*REQUIRED TASK*:
Identify all lines in the listing that include the word "from", and copy them out.

**** DATASET CONTENT

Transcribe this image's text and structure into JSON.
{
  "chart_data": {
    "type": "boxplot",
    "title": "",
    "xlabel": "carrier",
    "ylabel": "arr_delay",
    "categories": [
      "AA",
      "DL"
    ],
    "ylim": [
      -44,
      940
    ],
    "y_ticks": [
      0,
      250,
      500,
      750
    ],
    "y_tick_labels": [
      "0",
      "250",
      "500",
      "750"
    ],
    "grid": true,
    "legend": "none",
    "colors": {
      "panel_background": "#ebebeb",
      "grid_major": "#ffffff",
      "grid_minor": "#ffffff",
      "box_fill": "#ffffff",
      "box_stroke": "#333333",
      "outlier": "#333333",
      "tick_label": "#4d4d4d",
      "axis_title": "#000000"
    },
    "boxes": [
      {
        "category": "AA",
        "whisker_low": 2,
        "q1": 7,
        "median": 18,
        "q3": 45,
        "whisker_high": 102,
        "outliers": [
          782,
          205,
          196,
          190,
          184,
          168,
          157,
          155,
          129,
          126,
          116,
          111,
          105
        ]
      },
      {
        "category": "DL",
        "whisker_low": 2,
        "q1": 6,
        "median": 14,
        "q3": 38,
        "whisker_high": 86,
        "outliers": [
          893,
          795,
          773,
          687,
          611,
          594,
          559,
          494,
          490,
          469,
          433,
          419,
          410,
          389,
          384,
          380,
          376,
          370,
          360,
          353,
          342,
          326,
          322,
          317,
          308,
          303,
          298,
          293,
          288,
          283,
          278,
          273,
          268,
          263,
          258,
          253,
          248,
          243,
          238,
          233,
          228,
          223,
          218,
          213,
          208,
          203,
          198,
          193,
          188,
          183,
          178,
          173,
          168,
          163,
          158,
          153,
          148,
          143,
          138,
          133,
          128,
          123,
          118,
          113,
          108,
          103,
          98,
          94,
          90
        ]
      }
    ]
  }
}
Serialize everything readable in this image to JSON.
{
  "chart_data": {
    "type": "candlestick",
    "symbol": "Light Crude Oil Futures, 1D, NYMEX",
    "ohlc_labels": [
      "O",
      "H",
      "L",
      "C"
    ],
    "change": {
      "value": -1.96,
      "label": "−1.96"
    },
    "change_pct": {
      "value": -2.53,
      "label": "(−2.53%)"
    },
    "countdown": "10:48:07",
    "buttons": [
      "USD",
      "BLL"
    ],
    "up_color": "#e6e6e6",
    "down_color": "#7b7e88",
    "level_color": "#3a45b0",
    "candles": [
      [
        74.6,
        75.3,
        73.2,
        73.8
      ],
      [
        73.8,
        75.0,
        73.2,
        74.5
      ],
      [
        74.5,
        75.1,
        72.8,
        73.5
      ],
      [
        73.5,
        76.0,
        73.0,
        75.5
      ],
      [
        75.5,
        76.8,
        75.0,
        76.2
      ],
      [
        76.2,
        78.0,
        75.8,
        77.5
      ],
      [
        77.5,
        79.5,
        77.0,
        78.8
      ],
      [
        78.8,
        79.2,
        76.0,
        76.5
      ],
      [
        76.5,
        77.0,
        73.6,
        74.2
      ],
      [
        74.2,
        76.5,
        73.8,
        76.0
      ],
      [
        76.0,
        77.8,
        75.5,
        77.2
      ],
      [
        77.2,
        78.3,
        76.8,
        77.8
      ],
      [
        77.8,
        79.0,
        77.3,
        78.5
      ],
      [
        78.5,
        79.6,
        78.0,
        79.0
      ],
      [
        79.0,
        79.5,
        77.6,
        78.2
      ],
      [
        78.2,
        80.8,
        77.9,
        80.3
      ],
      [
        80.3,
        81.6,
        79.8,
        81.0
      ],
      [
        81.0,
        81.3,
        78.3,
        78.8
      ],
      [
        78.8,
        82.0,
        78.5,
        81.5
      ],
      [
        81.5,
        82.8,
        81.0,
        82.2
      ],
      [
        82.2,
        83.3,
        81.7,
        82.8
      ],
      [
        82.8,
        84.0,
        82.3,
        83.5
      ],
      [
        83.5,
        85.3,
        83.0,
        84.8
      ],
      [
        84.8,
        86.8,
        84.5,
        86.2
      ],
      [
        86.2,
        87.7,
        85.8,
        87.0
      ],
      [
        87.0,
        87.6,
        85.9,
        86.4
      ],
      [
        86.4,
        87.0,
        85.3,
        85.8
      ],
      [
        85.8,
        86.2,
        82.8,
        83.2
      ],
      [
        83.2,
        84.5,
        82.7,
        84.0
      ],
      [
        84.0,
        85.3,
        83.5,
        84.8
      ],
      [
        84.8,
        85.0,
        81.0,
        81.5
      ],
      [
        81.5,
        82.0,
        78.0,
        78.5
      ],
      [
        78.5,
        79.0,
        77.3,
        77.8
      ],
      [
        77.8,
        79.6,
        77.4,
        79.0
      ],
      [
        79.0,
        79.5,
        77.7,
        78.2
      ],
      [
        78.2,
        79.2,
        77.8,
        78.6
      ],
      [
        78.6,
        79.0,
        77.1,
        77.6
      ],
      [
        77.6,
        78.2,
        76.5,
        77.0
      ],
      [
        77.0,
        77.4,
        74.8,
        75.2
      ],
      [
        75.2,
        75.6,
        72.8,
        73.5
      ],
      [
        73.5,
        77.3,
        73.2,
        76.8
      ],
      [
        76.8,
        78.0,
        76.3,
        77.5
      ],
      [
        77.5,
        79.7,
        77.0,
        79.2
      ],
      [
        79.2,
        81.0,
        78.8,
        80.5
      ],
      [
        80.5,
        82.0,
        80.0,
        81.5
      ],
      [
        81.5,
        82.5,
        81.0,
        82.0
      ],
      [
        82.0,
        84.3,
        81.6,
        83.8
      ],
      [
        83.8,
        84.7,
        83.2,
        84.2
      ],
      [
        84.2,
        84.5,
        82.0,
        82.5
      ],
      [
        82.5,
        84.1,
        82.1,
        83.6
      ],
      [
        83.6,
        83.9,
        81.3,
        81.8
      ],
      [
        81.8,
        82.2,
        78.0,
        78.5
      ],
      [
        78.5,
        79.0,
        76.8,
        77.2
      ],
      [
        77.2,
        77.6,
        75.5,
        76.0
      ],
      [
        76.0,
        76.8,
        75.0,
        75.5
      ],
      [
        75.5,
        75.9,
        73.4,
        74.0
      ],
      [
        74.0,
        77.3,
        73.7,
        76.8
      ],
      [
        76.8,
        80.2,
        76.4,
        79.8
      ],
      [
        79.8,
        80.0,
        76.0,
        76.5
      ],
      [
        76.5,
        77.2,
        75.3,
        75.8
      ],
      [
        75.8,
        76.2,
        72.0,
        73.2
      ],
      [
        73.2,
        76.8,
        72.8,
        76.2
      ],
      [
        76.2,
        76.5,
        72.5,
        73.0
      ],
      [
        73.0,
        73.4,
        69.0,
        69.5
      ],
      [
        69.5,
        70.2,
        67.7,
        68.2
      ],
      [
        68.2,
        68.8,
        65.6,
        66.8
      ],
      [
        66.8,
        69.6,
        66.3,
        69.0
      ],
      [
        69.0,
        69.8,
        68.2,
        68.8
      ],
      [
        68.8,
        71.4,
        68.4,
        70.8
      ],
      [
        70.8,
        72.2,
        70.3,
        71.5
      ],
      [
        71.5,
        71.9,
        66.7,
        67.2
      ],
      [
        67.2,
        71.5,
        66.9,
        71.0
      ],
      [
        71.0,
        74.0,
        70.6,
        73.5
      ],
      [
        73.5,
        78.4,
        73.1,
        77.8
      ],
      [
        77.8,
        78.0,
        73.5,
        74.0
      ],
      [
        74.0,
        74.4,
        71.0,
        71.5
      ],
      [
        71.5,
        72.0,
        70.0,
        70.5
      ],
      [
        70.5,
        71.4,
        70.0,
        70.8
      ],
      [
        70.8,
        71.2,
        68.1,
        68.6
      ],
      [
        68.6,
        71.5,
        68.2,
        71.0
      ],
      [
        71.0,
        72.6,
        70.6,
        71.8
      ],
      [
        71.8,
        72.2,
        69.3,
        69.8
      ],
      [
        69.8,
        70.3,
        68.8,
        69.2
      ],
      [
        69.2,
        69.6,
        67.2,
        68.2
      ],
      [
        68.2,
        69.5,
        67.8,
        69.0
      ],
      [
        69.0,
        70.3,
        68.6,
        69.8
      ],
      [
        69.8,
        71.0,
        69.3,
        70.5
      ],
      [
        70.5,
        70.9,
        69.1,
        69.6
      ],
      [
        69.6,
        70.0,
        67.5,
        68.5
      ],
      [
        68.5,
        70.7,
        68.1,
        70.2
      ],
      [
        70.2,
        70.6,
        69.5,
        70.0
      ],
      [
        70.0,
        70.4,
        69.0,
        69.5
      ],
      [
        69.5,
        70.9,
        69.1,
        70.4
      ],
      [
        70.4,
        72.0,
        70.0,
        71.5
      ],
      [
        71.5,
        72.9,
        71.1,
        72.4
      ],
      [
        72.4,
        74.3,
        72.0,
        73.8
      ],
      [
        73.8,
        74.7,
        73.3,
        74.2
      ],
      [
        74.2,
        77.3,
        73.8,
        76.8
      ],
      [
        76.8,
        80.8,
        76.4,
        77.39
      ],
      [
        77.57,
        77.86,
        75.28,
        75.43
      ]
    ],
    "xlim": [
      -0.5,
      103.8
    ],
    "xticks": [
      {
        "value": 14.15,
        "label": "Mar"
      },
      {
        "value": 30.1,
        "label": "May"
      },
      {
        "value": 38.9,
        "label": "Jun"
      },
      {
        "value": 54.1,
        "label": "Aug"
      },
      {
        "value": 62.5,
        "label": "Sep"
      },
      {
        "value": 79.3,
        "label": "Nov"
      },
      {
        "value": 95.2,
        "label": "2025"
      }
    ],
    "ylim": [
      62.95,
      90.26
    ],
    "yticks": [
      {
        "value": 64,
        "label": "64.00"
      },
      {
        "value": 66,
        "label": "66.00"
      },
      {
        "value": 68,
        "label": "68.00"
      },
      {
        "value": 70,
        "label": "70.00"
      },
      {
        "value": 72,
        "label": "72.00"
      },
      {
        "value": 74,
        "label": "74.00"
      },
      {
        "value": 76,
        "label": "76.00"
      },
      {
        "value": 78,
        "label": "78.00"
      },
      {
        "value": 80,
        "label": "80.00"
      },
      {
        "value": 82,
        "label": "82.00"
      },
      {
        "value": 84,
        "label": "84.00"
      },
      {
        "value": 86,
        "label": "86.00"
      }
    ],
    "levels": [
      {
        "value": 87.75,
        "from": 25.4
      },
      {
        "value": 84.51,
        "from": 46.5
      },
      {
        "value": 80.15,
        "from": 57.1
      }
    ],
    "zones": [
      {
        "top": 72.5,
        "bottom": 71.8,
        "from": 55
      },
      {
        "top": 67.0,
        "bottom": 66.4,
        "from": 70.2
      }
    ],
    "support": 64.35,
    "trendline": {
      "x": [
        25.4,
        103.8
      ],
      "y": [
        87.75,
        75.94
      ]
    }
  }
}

********

*THE ANSWER*:
        "from": 25.4
        "from": 46.5
        "from": 57.1
        "from": 55
        "from": 70.2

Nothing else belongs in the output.